[Lines of data]
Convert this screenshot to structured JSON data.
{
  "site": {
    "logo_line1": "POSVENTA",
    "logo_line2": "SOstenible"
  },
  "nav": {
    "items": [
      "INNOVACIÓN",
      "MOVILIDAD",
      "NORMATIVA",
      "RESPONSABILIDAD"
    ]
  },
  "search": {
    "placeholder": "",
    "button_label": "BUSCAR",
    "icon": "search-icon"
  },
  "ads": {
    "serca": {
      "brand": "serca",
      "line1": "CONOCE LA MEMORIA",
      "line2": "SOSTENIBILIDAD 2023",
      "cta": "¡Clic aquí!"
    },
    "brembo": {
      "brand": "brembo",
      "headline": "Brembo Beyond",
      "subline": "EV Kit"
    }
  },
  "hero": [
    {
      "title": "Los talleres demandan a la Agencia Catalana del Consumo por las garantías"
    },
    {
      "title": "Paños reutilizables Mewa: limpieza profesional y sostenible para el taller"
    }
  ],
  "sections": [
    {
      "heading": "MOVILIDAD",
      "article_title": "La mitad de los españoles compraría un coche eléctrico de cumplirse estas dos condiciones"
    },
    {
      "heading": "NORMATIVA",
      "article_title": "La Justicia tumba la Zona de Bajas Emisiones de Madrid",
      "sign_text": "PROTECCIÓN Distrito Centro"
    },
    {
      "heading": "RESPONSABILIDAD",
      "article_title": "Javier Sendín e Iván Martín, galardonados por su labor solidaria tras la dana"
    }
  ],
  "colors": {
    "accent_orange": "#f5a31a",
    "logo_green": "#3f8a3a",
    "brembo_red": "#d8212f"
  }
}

◆ WHAT YOU NEED TO DO:
Reproduce the data in its entirety, matching each character.

◆ WRITTEN ANSWER:
Convert this screenshot to structured JSON data.
{
  "site": {
    "logo_line1": "POSVENTA",
    "logo_line2": "SOstenible"
  },
  "nav": {
    "items": [
      "INNOVACIÓN",
      "MOVILIDAD",
      "NORMATIVA",
      "RESPONSABILIDAD"
    ]
  },
  "search": {
    "placeholder": "",
    "button_label": "BUSCAR",
    "icon": "search-icon"
  },
  "ads": {
    "serca": {
      "brand": "serca",
      "line1": "CONOCE LA MEMORIA",
      "line2": "SOSTENIBILIDAD 2023",
      "cta": "¡Clic aquí!"
    },
    "brembo": {
      "brand": "brembo",
      "headline": "Brembo Beyond",
      "subline": "EV Kit"
    }
  },
  "hero": [
    {
      "title": "Los talleres demandan a la Agencia Catalana del Consumo por las garantías"
    },
    {
      "title": "Paños reutilizables Mewa: limpieza profesional y sostenible para el taller"
    }
  ],
  "sections": [
    {
      "heading": "MOVILIDAD",
      "article_title": "La mitad de los españoles compraría un coche eléctrico de cumplirse estas dos condiciones"
    },
    {
      "heading": "NORMATIVA",
      "article_title": "La Justicia tumba la Zona de Bajas Emisiones de Madrid",
      "sign_text": "PROTECCIÓN Distrito Centro"
    },
    {
      "heading": "RESPONSABILIDAD",
      "article_title": "Javier Sendín e Iván Martín, galardonados por su labor solidaria tras la dana"
    }
  ],
  "colors": {
    "accent_orange": "#f5a31a",
    "logo_green": "#3f8a3a",
    "brembo_red": "#d8212f"
  }
}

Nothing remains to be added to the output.